Your task is to copy every line of the records below that contains "的圆的周长的".

Dataset excerpt
══════════
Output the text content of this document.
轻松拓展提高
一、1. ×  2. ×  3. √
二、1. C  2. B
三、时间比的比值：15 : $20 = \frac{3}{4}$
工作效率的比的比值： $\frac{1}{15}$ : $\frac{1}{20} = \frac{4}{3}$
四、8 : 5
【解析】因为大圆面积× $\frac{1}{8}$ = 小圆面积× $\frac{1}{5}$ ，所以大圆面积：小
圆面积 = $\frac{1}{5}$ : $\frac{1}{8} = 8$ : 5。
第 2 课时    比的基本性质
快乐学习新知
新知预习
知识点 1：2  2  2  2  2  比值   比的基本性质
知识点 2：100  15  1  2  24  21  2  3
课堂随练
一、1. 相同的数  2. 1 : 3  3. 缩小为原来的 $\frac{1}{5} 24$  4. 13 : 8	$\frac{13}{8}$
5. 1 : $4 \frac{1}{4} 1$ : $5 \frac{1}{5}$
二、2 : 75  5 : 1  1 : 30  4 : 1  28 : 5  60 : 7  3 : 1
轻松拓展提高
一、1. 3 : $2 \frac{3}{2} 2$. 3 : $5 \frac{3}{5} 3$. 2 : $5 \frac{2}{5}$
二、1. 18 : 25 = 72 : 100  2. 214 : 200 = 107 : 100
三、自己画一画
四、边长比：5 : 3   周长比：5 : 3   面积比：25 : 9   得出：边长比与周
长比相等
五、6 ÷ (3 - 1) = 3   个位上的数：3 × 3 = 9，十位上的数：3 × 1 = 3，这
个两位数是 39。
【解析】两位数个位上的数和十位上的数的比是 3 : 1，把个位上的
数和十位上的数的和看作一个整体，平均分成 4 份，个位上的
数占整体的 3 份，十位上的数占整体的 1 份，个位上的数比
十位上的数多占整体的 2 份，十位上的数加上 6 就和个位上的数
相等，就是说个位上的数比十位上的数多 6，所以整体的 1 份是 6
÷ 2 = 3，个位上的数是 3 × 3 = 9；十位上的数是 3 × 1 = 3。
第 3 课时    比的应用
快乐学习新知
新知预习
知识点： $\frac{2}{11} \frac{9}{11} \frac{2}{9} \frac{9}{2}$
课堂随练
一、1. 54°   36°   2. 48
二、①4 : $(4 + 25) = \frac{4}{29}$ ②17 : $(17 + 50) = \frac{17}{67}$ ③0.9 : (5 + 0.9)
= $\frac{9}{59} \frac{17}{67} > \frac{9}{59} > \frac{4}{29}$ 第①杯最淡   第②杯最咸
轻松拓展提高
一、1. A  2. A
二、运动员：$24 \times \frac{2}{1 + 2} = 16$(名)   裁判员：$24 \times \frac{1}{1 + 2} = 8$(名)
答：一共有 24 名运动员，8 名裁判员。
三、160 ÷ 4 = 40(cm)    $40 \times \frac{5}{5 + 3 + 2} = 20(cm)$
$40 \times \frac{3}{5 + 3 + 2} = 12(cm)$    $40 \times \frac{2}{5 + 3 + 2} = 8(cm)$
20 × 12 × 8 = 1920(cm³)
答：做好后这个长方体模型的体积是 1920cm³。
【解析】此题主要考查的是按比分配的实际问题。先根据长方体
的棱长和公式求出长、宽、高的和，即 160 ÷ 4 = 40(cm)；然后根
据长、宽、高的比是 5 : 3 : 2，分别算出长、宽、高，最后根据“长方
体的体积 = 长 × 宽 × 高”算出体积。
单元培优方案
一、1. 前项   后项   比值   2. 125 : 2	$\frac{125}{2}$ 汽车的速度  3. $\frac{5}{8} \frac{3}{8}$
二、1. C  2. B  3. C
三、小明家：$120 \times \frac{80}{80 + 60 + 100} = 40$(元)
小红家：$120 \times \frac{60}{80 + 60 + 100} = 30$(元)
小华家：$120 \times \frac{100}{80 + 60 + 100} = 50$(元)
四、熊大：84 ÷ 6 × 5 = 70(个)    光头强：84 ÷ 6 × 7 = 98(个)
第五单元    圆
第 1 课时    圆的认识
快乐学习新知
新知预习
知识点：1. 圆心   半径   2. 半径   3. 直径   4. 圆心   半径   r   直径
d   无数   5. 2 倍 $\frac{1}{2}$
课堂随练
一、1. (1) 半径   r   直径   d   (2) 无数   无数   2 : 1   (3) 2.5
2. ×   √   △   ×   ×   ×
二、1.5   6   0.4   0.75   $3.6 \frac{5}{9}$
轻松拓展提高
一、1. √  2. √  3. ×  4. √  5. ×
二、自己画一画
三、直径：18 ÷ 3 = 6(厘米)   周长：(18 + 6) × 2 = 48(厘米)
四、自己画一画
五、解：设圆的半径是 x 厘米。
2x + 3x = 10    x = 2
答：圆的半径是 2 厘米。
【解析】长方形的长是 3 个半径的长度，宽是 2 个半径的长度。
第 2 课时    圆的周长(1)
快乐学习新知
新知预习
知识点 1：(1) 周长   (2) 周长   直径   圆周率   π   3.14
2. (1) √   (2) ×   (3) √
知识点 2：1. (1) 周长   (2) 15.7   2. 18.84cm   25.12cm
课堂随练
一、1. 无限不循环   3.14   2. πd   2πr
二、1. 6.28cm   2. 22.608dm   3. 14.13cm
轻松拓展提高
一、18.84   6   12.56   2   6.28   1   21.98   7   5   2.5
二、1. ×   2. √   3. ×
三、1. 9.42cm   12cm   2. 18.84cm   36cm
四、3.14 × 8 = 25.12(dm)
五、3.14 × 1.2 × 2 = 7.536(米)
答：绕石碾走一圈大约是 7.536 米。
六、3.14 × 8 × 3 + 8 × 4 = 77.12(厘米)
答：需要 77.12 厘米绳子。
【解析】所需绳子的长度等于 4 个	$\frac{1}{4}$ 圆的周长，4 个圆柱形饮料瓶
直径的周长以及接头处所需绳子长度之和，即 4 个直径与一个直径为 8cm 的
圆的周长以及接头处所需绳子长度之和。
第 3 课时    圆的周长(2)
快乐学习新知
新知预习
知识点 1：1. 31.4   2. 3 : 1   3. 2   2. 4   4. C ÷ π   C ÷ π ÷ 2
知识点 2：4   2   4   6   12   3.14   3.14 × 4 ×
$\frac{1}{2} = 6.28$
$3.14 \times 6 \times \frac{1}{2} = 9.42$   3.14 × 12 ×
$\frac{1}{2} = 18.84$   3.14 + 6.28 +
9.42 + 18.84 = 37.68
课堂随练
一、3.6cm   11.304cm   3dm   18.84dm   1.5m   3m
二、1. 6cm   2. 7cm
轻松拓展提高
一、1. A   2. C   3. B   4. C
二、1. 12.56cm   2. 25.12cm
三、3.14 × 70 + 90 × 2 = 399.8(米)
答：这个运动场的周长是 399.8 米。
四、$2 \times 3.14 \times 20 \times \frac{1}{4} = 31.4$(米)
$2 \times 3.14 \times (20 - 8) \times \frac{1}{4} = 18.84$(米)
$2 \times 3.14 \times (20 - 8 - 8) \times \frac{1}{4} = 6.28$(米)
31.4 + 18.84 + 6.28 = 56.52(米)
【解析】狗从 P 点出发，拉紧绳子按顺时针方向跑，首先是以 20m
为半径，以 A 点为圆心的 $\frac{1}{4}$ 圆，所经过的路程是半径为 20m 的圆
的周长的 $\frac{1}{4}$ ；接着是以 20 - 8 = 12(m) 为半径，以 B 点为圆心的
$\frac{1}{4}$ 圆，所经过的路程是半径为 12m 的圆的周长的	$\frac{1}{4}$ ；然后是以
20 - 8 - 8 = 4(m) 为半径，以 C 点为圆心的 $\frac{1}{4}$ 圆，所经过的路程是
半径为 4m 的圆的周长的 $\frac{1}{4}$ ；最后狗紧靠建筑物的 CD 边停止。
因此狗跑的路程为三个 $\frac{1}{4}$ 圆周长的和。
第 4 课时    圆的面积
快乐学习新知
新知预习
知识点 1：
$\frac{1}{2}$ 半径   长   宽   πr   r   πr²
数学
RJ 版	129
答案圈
══════════
▶ RESPONSE:
$\frac{1}{4}$ 圆，所经过的路程是半径为 12m 的圆的周长的	$\frac{1}{4}$ ；然后是以
半径为 4m 的圆的周长的 $\frac{1}{4}$ ；最后狗紧靠建筑物的 CD 边停止。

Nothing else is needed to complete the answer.